From the listing below, pull out the lines that hold "What".

Provided data:
=-=-=

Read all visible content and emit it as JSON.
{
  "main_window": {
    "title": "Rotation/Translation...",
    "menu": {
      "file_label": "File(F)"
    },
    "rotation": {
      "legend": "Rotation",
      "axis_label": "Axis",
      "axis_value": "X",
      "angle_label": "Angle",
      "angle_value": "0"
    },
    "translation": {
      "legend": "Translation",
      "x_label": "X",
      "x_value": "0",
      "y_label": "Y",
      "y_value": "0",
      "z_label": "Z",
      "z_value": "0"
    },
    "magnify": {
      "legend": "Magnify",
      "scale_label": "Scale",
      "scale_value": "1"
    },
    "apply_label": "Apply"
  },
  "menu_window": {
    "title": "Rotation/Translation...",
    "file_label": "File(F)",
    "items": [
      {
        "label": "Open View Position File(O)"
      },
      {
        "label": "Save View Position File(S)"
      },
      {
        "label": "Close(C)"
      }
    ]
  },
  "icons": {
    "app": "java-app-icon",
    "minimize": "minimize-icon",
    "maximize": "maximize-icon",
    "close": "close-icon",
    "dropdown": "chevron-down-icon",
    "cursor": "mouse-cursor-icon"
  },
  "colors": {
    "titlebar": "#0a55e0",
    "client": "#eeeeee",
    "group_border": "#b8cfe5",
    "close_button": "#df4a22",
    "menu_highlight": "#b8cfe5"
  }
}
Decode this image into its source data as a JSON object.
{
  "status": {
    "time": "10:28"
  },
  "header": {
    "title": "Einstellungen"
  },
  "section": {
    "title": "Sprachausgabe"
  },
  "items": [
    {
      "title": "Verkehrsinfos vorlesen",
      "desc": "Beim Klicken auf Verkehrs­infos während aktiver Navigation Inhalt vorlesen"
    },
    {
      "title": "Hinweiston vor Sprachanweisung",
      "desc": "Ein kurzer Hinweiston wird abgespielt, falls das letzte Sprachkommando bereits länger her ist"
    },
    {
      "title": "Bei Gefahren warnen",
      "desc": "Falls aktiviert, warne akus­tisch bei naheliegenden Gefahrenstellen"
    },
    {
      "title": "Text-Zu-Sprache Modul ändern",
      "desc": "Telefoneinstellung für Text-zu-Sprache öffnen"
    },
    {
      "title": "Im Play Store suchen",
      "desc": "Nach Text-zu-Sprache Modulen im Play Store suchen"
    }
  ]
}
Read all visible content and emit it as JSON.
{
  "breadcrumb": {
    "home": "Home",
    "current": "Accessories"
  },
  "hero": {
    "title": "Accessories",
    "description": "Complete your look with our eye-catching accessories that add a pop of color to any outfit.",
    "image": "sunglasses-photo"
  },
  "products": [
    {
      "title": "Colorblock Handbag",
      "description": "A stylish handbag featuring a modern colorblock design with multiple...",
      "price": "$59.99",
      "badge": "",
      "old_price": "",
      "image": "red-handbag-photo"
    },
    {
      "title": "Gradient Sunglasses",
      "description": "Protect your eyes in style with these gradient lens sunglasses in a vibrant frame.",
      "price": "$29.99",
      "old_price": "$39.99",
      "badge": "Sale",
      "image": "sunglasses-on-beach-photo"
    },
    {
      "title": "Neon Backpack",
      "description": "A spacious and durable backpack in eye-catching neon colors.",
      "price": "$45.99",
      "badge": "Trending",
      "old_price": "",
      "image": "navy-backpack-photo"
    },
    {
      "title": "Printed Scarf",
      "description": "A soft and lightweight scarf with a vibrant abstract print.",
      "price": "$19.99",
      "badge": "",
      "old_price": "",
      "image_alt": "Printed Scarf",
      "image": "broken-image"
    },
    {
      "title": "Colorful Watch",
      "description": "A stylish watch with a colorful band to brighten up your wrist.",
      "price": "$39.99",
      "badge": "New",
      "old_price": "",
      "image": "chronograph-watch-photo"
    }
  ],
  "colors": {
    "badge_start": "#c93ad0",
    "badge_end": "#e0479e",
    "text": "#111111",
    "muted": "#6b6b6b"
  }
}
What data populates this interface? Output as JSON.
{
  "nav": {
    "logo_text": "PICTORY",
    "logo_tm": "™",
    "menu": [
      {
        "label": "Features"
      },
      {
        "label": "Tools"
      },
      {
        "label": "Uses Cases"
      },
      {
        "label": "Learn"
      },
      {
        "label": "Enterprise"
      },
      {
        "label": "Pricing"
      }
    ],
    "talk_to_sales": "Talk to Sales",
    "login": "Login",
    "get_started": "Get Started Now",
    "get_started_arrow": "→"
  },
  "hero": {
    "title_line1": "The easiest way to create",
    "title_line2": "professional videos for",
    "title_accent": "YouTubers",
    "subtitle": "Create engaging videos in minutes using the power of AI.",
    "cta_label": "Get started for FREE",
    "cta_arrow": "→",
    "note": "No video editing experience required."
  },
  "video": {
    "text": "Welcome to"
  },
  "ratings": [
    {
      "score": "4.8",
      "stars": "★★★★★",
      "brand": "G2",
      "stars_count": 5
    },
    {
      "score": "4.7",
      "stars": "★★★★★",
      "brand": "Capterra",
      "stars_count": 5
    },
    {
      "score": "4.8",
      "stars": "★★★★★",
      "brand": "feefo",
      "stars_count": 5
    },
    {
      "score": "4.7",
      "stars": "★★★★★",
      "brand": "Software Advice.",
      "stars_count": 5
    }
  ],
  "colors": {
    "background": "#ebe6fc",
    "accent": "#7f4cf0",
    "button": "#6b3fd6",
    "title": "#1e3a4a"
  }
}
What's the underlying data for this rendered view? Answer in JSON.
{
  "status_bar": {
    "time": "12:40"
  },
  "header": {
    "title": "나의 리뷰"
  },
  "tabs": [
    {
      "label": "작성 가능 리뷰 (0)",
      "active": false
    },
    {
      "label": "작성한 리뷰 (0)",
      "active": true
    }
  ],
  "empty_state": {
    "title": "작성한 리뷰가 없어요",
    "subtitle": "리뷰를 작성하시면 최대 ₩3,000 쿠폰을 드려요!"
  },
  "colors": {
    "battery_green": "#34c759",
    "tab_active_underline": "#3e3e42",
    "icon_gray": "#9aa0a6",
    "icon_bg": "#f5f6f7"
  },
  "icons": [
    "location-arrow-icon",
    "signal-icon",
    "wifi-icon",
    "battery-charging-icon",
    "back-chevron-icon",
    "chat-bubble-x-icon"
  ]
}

=-=-=

Expected answer:
What data populates this interface? Output as JSON.
What's the underlying data for this rendered view? Answer in JSON.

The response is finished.